Check each line below for the word "values" and give the number of lines that have it, nothing more.

◆ ◆ ◆ ◆

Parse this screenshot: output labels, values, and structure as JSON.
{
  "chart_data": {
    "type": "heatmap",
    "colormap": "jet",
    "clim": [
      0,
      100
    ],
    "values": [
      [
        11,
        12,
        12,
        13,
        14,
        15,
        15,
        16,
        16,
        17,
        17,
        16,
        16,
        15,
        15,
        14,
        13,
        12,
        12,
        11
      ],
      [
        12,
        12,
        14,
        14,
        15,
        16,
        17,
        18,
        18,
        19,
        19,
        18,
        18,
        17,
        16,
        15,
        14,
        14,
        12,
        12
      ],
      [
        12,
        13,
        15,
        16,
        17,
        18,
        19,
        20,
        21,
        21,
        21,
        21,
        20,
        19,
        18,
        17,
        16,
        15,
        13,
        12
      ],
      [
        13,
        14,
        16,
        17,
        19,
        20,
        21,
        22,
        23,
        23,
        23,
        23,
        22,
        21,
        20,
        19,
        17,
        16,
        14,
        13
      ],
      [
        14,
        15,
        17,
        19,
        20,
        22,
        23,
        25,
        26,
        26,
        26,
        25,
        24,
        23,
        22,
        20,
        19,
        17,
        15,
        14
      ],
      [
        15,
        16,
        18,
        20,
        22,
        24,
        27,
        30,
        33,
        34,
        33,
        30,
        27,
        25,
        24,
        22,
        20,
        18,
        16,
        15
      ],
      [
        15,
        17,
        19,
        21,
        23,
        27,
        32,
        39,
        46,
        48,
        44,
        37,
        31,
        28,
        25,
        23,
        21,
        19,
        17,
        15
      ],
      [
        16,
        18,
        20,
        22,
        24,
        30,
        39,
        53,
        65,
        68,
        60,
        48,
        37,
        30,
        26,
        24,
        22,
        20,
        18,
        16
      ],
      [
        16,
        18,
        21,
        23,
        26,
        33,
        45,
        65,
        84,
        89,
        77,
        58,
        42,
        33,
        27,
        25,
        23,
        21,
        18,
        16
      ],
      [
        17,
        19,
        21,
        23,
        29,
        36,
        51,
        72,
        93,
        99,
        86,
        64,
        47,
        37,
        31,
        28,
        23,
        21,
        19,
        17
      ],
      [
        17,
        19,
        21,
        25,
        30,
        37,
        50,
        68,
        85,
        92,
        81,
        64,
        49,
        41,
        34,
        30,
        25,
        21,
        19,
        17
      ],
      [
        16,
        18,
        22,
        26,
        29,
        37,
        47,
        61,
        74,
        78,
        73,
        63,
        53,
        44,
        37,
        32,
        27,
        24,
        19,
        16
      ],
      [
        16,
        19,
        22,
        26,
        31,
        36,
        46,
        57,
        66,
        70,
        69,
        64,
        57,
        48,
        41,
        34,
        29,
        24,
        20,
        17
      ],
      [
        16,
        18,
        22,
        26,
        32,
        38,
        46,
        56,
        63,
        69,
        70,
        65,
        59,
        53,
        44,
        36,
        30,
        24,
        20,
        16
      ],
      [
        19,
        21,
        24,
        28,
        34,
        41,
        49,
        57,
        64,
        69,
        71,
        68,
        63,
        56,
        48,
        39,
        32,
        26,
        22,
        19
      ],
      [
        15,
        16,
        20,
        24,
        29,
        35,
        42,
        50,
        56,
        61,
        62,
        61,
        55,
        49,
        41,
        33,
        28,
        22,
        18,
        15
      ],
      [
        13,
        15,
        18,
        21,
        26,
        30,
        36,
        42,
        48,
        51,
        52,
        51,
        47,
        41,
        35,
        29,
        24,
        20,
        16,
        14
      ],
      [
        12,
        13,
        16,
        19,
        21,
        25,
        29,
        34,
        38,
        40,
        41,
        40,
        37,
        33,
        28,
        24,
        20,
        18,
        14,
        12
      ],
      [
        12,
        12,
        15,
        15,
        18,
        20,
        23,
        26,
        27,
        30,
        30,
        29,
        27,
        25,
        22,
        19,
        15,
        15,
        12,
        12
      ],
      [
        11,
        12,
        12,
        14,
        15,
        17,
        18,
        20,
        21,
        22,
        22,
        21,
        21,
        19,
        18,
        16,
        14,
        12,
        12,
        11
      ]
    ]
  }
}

◆ ◆ ◆ ◆

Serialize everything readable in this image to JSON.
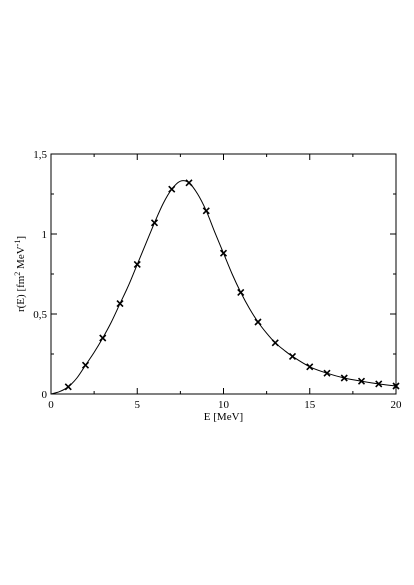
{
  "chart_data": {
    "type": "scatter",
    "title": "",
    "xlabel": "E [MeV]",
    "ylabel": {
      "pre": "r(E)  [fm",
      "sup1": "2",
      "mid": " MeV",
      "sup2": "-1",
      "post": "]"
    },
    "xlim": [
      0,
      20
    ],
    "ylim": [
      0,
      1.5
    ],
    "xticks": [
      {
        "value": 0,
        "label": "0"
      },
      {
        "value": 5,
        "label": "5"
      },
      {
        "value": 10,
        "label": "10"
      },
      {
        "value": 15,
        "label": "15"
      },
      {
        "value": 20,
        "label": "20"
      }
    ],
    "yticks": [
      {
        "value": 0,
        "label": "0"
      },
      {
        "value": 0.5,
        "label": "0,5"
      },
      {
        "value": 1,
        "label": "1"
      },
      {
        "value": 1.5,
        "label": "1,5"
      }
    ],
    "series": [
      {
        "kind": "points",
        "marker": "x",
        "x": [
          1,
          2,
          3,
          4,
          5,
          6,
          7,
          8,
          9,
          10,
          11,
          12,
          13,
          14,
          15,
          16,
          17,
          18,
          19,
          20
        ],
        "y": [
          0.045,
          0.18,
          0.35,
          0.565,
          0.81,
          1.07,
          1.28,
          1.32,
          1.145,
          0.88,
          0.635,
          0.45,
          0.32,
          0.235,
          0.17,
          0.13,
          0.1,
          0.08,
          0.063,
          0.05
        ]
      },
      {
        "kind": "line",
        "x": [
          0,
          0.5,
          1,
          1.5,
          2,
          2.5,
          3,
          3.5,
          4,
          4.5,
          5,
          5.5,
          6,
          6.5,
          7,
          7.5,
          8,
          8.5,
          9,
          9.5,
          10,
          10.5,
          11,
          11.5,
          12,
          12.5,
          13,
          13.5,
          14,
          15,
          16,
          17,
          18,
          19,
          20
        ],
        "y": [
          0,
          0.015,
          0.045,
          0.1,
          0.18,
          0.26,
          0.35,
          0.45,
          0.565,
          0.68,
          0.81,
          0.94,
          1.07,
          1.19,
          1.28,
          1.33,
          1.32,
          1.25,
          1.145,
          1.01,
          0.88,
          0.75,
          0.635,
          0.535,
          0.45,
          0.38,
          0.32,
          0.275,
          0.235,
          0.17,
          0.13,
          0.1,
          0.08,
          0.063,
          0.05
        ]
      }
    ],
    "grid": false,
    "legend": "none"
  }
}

◆ ◆ ◆ ◆

◆ TASK OUTPUT
2